Begin Exercise material
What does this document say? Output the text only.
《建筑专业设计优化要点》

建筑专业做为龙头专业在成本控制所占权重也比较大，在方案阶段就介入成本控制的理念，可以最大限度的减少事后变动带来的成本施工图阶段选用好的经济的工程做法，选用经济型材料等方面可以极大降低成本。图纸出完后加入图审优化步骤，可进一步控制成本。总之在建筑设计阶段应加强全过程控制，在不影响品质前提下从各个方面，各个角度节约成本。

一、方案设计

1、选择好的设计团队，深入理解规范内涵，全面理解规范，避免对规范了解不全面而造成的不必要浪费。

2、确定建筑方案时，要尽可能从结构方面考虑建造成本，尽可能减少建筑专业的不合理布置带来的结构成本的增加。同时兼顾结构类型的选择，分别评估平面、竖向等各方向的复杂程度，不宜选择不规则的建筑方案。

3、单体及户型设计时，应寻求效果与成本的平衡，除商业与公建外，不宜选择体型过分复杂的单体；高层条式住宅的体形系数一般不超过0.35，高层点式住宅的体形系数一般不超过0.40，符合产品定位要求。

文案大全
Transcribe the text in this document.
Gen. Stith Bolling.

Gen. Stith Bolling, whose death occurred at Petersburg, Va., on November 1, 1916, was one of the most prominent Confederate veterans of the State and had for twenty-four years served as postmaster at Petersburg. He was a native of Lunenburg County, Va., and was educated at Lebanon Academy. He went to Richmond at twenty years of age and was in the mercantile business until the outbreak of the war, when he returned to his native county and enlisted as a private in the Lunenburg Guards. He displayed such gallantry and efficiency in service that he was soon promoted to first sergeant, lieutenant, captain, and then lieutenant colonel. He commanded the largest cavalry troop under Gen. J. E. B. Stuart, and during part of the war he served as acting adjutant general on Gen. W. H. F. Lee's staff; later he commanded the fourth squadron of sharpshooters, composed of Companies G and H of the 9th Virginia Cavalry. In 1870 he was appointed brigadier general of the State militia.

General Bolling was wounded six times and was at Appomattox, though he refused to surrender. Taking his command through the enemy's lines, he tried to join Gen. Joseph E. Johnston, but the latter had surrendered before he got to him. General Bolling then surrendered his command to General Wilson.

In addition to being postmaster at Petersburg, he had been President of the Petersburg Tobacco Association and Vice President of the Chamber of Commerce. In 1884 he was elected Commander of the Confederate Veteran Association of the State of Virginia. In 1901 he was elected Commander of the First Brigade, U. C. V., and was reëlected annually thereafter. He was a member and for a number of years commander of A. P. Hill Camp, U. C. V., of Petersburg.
End Exercise material
• Given problem: Choose all lines containing the string "Confederate" and copy them out.

• Output below:
Gen. Stith Bolling, whose death occurred at Petersburg, Va., on November 1, 1916, was one of the most prominent Confederate veterans of the State and had for twenty-four years served as postmaster at Petersburg. He was a native of Lunenburg County, Va., and was educated at Lebanon Academy. He went to Richmond at twenty years of age and was in the mercantile business until the outbreak of the war, when he returned to his native county and enlisted as a private in the Lunenburg Guards. He displayed such gallantry and efficiency in service that he was soon promoted to first sergeant, lieutenant, captain, and then lieutenant colonel. He commanded the largest cavalry troop under Gen. J. E. B. Stuart, and during part of the war he served as acting adjutant general on Gen. W. H. F. Lee's staff; later he commanded the fourth squadron of sharpshooters, composed of Companies G and H of the 9th Virginia Cavalry. In 1870 he was appointed brigadier general of the State militia.
In addition to being postmaster at Petersburg, he had been President of the Petersburg Tobacco Association and Vice President of the Chamber of Commerce. In 1884 he was elected Commander of the Confederate Veteran Association of the State of Virginia. In 1901 he was elected Commander of the First Brigade, U. C. V., and was reëlected annually thereafter. He was a member and for a number of years commander of A. P. Hill Camp, U. C. V., of Petersburg.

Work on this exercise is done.